→ **EXERCISE OBJECTIVE**
Pull out every line of the listing below where "Robe" appears.

Items from a data source
::::::

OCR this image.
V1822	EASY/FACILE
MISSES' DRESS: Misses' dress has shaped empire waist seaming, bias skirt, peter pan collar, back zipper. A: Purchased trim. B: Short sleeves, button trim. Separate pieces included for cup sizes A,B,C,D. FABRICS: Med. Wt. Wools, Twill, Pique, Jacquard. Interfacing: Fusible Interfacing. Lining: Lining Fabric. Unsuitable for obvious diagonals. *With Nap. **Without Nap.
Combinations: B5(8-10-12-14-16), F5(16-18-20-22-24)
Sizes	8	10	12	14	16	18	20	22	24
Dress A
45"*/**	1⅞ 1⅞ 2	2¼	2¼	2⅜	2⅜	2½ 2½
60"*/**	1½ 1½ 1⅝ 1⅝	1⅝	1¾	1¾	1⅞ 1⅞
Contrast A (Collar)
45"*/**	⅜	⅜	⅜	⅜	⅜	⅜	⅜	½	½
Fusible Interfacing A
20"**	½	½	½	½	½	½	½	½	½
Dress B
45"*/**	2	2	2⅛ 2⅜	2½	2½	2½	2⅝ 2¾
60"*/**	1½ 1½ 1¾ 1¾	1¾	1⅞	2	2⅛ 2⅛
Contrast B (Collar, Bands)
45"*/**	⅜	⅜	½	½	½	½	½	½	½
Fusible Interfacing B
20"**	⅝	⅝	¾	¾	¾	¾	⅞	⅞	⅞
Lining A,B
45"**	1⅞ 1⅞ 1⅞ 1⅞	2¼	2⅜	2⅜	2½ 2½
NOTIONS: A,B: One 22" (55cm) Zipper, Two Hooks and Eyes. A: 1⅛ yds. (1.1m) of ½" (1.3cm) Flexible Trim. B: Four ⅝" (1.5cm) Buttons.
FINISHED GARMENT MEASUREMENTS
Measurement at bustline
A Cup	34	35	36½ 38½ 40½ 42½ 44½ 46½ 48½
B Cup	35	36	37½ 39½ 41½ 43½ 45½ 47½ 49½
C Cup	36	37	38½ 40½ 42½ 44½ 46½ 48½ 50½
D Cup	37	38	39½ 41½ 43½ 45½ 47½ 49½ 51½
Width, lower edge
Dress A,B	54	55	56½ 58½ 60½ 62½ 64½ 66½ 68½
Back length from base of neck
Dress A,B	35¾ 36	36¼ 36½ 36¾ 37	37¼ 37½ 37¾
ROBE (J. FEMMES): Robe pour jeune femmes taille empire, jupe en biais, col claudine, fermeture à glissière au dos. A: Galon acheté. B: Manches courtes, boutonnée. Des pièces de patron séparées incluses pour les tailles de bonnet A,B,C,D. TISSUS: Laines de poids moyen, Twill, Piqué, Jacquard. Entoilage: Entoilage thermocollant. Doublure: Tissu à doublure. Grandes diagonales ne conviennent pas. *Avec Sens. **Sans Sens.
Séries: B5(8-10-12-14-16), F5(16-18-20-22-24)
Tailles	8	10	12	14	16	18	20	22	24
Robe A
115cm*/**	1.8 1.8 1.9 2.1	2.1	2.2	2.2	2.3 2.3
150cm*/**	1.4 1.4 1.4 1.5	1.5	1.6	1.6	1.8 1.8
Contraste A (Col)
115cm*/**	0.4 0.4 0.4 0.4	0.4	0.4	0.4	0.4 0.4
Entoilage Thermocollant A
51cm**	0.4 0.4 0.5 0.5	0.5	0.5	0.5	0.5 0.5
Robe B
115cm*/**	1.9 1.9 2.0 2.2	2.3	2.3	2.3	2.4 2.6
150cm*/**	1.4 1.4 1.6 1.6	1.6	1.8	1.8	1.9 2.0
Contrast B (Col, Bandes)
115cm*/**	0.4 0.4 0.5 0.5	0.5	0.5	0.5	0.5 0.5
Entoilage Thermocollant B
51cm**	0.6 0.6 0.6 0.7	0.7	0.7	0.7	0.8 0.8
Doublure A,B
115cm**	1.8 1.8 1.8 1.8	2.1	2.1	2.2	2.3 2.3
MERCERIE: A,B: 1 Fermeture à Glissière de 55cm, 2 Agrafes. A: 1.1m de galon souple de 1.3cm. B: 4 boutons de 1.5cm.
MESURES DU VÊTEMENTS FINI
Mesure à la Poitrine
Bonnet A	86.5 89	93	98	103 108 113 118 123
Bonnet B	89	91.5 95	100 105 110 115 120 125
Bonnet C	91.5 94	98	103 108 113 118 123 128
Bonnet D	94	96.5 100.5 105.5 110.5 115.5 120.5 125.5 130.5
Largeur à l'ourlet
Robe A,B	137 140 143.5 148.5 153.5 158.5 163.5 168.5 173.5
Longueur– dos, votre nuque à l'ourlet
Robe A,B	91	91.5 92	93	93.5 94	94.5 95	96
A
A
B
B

::::::

→ **EXERCISE ANSWER**
ROBE (J. FEMMES): Robe pour jeune femmes taille empire, jupe en biais, col claudine, fermeture à glissière au dos. A: Galon acheté. B: Manches courtes, boutonnée. Des pièces de patron séparées incluses pour les tailles de bonnet A,B,C,D. TISSUS: Laines de poids moyen, Twill, Piqué, Jacquard. Entoilage: Entoilage thermocollant. Doublure: Tissu à doublure. Grandes diagonales ne conviennent pas. *Avec Sens. **Sans Sens.
Robe A
Robe B
Robe A,B	137 140 143.5 148.5 153.5 158.5 163.5 168.5 173.5
Robe A,B	91	91.5 92	93	93.5 94	94.5 95	96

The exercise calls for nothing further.